- **Data records**:
• • • • • • •

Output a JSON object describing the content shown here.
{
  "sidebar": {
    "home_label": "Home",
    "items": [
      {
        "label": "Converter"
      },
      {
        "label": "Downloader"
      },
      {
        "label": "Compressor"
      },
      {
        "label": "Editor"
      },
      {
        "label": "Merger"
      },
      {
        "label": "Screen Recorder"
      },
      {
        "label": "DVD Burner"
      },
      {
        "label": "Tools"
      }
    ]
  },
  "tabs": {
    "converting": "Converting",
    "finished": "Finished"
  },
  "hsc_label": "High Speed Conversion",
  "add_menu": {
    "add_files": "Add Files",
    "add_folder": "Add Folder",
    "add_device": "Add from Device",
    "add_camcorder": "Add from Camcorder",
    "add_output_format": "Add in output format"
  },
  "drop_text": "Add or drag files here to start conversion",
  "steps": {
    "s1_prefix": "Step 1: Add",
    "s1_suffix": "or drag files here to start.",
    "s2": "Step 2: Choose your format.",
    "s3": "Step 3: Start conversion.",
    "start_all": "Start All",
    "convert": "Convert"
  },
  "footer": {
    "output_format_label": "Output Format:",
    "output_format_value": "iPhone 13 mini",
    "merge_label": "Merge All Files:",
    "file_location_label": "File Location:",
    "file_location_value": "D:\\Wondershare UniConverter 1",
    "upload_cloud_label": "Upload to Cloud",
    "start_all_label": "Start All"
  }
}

• • • • • • •

- **Problem details**: Retype the whole listing above exactly.

- **Written answer**:
Output a JSON object describing the content shown here.
{
  "sidebar": {
    "home_label": "Home",
    "items": [
      {
        "label": "Converter"
      },
      {
        "label": "Downloader"
      },
      {
        "label": "Compressor"
      },
      {
        "label": "Editor"
      },
      {
        "label": "Merger"
      },
      {
        "label": "Screen Recorder"
      },
      {
        "label": "DVD Burner"
      },
      {
        "label": "Tools"
      }
    ]
  },
  "tabs": {
    "converting": "Converting",
    "finished": "Finished"
  },
  "hsc_label": "High Speed Conversion",
  "add_menu": {
    "add_files": "Add Files",
    "add_folder": "Add Folder",
    "add_device": "Add from Device",
    "add_camcorder": "Add from Camcorder",
    "add_output_format": "Add in output format"
  },
  "drop_text": "Add or drag files here to start conversion",
  "steps": {
    "s1_prefix": "Step 1: Add",
    "s1_suffix": "or drag files here to start.",
    "s2": "Step 2: Choose your format.",
    "s3": "Step 3: Start conversion.",
    "start_all": "Start All",
    "convert": "Convert"
  },
  "footer": {
    "output_format_label": "Output Format:",
    "output_format_value": "iPhone 13 mini",
    "merge_label": "Merge All Files:",
    "file_location_label": "File Location:",
    "file_location_value": "D:\\Wondershare UniConverter 1",
    "upload_cloud_label": "Upload to Cloud",
    "start_all_label": "Start All"
  }
}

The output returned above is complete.